Information supplied:
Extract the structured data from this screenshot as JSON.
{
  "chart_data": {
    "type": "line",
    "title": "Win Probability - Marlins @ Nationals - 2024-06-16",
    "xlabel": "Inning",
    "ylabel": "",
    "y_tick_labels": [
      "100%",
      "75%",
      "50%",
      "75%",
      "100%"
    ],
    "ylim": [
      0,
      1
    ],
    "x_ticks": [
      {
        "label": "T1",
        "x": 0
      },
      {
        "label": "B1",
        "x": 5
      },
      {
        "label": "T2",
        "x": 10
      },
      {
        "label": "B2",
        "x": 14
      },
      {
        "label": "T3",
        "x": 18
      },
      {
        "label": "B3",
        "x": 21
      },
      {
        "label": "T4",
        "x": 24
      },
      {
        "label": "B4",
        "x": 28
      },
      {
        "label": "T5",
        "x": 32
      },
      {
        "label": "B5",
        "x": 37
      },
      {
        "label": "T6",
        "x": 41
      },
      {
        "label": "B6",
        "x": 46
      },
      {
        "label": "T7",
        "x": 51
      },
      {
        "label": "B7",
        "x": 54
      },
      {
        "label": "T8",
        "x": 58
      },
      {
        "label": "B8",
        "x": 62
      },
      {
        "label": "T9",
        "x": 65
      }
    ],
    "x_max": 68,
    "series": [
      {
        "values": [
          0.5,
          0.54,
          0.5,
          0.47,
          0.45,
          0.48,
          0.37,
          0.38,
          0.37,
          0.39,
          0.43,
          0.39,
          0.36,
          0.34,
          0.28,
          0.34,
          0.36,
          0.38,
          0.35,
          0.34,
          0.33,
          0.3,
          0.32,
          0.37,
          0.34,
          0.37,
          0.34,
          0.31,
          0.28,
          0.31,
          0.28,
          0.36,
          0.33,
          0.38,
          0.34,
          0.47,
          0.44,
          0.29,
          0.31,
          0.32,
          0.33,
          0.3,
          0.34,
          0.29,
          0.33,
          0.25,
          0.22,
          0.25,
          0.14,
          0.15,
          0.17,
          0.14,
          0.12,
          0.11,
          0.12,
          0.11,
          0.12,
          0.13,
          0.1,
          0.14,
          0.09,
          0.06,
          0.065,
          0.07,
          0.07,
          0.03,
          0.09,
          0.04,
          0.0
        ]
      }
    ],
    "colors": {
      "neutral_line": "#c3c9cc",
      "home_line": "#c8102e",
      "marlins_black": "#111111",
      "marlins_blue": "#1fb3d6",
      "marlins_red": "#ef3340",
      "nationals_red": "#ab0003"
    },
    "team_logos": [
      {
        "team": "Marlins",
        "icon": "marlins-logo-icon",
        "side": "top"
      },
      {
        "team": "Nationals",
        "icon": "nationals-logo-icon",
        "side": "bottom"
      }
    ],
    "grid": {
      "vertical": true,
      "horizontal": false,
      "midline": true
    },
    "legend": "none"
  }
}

Written exercise: Write out the entries above word for word.

Worked solution:
Extract the structured data from this screenshot as JSON.
{
  "chart_data": {
    "type": "line",
    "title": "Win Probability - Marlins @ Nationals - 2024-06-16",
    "xlabel": "Inning",
    "ylabel": "",
    "y_tick_labels": [
      "100%",
      "75%",
      "50%",
      "75%",
      "100%"
    ],
    "ylim": [
      0,
      1
    ],
    "x_ticks": [
      {
        "label": "T1",
        "x": 0
      },
      {
        "label": "B1",
        "x": 5
      },
      {
        "label": "T2",
        "x": 10
      },
      {
        "label": "B2",
        "x": 14
      },
      {
        "label": "T3",
        "x": 18
      },
      {
        "label": "B3",
        "x": 21
      },
      {
        "label": "T4",
        "x": 24
      },
      {
        "label": "B4",
        "x": 28
      },
      {
        "label": "T5",
        "x": 32
      },
      {
        "label": "B5",
        "x": 37
      },
      {
        "label": "T6",
        "x": 41
      },
      {
        "label": "B6",
        "x": 46
      },
      {
        "label": "T7",
        "x": 51
      },
      {
        "label": "B7",
        "x": 54
      },
      {
        "label": "T8",
        "x": 58
      },
      {
        "label": "B8",
        "x": 62
      },
      {
        "label": "T9",
        "x": 65
      }
    ],
    "x_max": 68,
    "series": [
      {
        "values": [
          0.5,
          0.54,
          0.5,
          0.47,
          0.45,
          0.48,
          0.37,
          0.38,
          0.37,
          0.39,
          0.43,
          0.39,
          0.36,
          0.34,
          0.28,
          0.34,
          0.36,
          0.38,
          0.35,
          0.34,
          0.33,
          0.3,
          0.32,
          0.37,
          0.34,
          0.37,
          0.34,
          0.31,
          0.28,
          0.31,
          0.28,
          0.36,
          0.33,
          0.38,
          0.34,
          0.47,
          0.44,
          0.29,
          0.31,
          0.32,
          0.33,
          0.3,
          0.34,
          0.29,
          0.33,
          0.25,
          0.22,
          0.25,
          0.14,
          0.15,
          0.17,
          0.14,
          0.12,
          0.11,
          0.12,
          0.11,
          0.12,
          0.13,
          0.1,
          0.14,
          0.09,
          0.06,
          0.065,
          0.07,
          0.07,
          0.03,
          0.09,
          0.04,
          0.0
        ]
      }
    ],
    "colors": {
      "neutral_line": "#c3c9cc",
      "home_line": "#c8102e",
      "marlins_black": "#111111",
      "marlins_blue": "#1fb3d6",
      "marlins_red": "#ef3340",
      "nationals_red": "#ab0003"
    },
    "team_logos": [
      {
        "team": "Marlins",
        "icon": "marlins-logo-icon",
        "side": "top"
      },
      {
        "team": "Nationals",
        "icon": "nationals-logo-icon",
        "side": "bottom"
      }
    ],
    "grid": {
      "vertical": true,
      "horizontal": false,
      "midline": true
    },
    "legend": "none"
  }
}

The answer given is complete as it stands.